WRITTEN REQUEST => Extract every record, keeping each one exactly as it is.

RECORDED DATA =>
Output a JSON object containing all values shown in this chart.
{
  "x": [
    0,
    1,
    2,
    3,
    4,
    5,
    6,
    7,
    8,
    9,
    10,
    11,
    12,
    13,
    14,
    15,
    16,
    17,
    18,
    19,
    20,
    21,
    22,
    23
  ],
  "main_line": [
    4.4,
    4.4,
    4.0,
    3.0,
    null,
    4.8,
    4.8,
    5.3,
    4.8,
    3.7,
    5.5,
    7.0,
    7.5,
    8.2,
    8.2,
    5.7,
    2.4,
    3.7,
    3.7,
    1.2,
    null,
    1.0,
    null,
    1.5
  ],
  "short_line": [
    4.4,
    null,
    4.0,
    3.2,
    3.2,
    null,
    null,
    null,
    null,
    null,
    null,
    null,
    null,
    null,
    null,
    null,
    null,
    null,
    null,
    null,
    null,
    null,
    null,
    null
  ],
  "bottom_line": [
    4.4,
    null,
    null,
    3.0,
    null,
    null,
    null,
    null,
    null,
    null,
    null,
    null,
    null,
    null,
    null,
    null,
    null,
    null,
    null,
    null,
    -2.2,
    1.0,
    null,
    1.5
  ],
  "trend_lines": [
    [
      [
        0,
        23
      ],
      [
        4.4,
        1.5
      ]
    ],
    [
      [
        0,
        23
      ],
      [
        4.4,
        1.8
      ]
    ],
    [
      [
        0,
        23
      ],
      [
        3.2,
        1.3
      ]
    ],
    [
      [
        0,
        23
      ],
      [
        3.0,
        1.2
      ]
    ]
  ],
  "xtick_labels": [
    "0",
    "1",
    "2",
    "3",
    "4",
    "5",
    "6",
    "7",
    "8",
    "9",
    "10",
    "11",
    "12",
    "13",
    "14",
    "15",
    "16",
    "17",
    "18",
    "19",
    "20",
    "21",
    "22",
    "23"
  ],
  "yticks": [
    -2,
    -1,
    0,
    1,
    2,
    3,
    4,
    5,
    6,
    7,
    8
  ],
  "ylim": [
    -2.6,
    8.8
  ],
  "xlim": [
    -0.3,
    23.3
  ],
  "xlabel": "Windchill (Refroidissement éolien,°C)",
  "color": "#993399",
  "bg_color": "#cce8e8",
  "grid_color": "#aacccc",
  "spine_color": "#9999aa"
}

WORKED ANSWER =>
Output a JSON object containing all values shown in this chart.
{
  "x": [
    0,
    1,
    2,
    3,
    4,
    5,
    6,
    7,
    8,
    9,
    10,
    11,
    12,
    13,
    14,
    15,
    16,
    17,
    18,
    19,
    20,
    21,
    22,
    23
  ],
  "main_line": [
    4.4,
    4.4,
    4.0,
    3.0,
    null,
    4.8,
    4.8,
    5.3,
    4.8,
    3.7,
    5.5,
    7.0,
    7.5,
    8.2,
    8.2,
    5.7,
    2.4,
    3.7,
    3.7,
    1.2,
    null,
    1.0,
    null,
    1.5
  ],
  "short_line": [
    4.4,
    null,
    4.0,
    3.2,
    3.2,
    null,
    null,
    null,
    null,
    null,
    null,
    null,
    null,
    null,
    null,
    null,
    null,
    null,
    null,
    null,
    null,
    null,
    null,
    null
  ],
  "bottom_line": [
    4.4,
    null,
    null,
    3.0,
    null,
    null,
    null,
    null,
    null,
    null,
    null,
    null,
    null,
    null,
    null,
    null,
    null,
    null,
    null,
    null,
    -2.2,
    1.0,
    null,
    1.5
  ],
  "trend_lines": [
    [
      [
        0,
        23
      ],
      [
        4.4,
        1.5
      ]
    ],
    [
      [
        0,
        23
      ],
      [
        4.4,
        1.8
      ]
    ],
    [
      [
        0,
        23
      ],
      [
        3.2,
        1.3
      ]
    ],
    [
      [
        0,
        23
      ],
      [
        3.0,
        1.2
      ]
    ]
  ],
  "xtick_labels": [
    "0",
    "1",
    "2",
    "3",
    "4",
    "5",
    "6",
    "7",
    "8",
    "9",
    "10",
    "11",
    "12",
    "13",
    "14",
    "15",
    "16",
    "17",
    "18",
    "19",
    "20",
    "21",
    "22",
    "23"
  ],
  "yticks": [
    -2,
    -1,
    0,
    1,
    2,
    3,
    4,
    5,
    6,
    7,
    8
  ],
  "ylim": [
    -2.6,
    8.8
  ],
  "xlim": [
    -0.3,
    23.3
  ],
  "xlabel": "Windchill (Refroidissement éolien,°C)",
  "color": "#993399",
  "bg_color": "#cce8e8",
  "grid_color": "#aacccc",
  "spine_color": "#9999aa"
}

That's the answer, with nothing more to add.